Determine how many lines below hold the string "党建引领". Reply with the number alone.

━━ MATERIAL SHOWN ━━

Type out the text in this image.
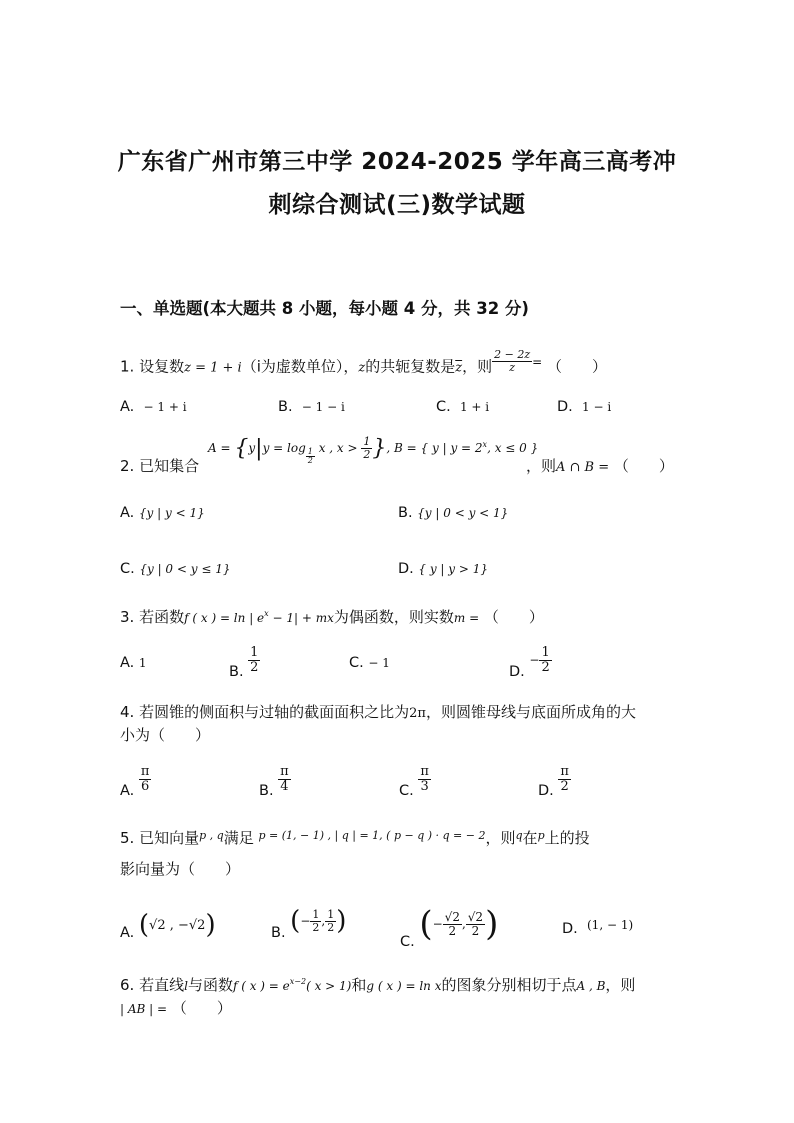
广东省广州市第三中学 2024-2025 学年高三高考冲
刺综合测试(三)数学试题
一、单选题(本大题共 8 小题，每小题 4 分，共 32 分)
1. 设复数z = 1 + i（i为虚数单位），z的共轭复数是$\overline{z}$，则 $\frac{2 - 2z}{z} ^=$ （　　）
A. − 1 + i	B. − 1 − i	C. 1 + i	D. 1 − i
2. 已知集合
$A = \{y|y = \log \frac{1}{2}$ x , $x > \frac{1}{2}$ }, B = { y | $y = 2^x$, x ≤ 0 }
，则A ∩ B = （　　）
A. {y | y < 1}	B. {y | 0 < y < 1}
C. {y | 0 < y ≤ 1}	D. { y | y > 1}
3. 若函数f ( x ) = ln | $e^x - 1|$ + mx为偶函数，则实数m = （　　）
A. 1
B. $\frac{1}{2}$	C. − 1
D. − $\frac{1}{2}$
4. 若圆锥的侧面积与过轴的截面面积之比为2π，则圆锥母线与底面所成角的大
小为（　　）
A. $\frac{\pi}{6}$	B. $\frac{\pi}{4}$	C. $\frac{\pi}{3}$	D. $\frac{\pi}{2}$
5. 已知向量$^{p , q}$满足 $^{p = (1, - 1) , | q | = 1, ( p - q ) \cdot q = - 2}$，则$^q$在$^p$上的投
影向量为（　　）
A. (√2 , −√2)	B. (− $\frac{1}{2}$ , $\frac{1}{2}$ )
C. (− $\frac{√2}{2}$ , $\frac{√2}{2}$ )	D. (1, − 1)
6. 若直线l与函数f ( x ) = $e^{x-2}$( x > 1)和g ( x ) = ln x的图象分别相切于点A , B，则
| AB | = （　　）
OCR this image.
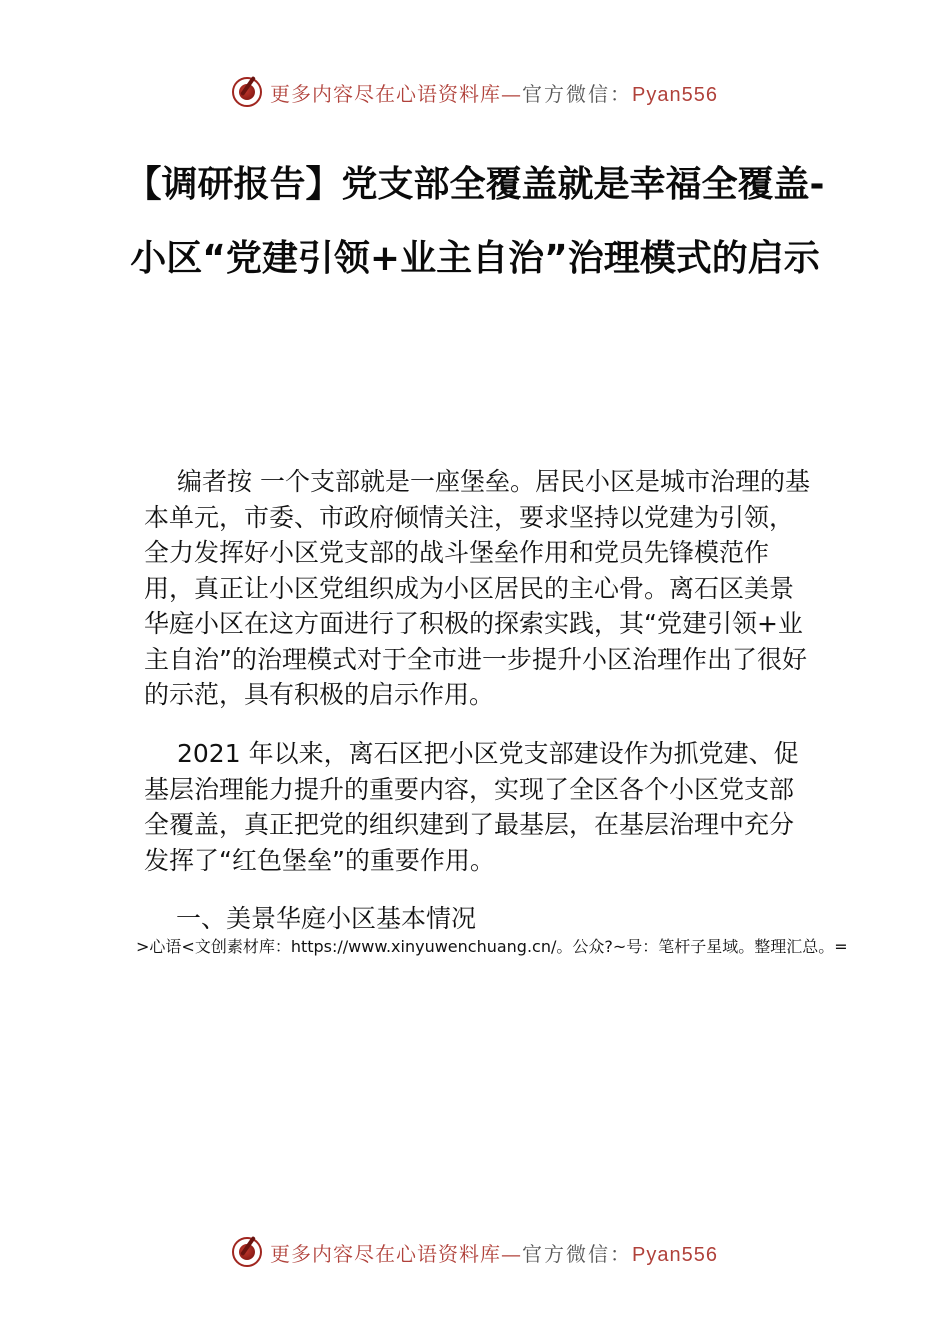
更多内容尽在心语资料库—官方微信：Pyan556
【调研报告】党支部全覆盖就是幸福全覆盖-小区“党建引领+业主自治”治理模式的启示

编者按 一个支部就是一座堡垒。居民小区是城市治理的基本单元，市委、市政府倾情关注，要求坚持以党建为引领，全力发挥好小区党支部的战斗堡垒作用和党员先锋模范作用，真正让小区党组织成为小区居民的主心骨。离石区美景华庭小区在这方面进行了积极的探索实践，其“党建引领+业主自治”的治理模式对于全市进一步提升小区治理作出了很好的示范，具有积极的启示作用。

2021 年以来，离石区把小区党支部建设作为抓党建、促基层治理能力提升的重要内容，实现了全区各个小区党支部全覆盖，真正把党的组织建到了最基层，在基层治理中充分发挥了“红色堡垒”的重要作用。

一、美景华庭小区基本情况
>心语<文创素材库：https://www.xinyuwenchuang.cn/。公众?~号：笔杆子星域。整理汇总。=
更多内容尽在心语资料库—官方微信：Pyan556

━━━
━━ MATERIAL SHOWN ━━

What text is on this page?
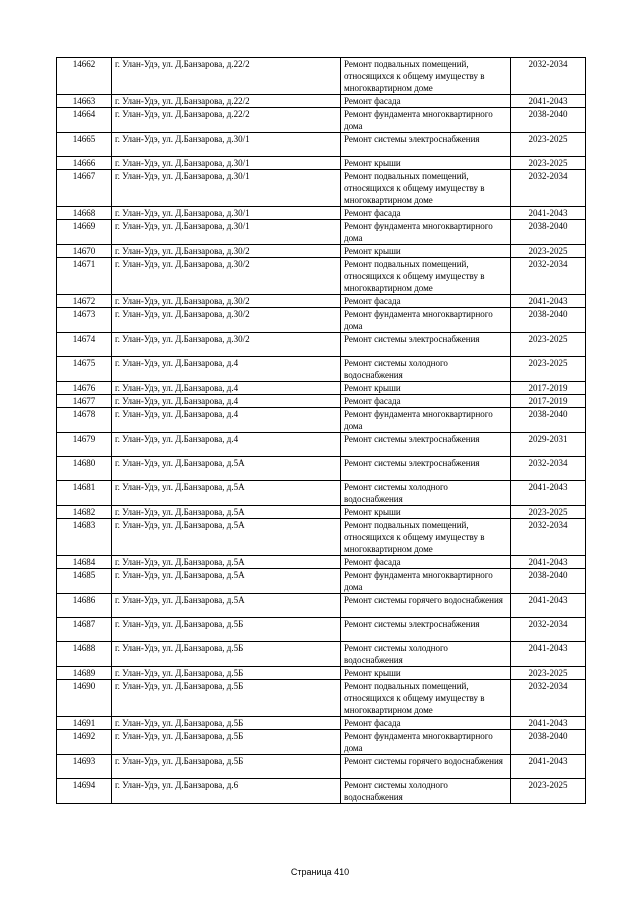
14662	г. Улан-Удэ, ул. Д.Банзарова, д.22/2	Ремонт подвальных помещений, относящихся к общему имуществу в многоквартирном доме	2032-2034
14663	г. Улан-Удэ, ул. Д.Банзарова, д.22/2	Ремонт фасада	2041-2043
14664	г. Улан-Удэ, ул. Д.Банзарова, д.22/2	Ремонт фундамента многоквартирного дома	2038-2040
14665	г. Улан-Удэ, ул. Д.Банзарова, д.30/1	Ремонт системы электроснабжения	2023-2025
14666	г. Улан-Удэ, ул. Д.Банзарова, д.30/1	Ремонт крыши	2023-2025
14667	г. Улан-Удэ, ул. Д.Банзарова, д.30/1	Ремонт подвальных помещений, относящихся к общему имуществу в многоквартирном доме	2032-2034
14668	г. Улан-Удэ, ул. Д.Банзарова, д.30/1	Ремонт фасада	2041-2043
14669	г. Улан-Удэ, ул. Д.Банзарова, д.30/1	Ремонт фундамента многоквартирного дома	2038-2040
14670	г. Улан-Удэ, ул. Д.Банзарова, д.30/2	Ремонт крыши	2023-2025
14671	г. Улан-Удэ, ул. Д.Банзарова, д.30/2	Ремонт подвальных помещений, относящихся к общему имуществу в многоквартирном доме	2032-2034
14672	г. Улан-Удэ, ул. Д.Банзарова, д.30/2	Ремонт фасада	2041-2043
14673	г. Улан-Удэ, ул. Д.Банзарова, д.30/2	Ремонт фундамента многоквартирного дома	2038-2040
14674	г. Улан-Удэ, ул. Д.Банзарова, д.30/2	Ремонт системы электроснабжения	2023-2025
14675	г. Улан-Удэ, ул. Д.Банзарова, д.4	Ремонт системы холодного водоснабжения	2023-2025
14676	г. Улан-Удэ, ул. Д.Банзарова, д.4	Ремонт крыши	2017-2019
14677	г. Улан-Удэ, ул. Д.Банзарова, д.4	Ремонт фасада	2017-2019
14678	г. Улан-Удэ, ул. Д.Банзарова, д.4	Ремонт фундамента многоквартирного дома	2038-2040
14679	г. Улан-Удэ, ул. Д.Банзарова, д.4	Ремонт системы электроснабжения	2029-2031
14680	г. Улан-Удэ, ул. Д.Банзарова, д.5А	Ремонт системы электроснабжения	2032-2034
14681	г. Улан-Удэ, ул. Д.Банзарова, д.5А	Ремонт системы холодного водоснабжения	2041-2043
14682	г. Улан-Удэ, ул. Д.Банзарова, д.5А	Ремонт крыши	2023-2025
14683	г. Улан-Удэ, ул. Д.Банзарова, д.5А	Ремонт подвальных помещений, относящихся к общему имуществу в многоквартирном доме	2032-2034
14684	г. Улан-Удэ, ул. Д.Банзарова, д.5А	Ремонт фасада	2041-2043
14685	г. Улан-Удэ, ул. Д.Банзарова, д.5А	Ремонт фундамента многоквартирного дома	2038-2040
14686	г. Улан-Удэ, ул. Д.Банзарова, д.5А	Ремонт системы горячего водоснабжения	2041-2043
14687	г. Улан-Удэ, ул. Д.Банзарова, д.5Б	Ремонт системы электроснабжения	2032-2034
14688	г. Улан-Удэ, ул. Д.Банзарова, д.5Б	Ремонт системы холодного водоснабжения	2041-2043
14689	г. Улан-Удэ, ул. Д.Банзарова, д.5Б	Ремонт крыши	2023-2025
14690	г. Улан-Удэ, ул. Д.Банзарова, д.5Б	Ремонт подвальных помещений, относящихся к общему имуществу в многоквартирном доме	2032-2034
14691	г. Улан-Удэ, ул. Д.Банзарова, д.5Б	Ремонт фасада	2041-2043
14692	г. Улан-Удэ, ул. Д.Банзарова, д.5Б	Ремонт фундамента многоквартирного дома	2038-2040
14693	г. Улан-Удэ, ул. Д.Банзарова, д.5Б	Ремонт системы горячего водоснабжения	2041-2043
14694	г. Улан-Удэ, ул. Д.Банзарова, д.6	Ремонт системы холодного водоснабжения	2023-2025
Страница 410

━━━

* **CORRECT OUTPUT**
2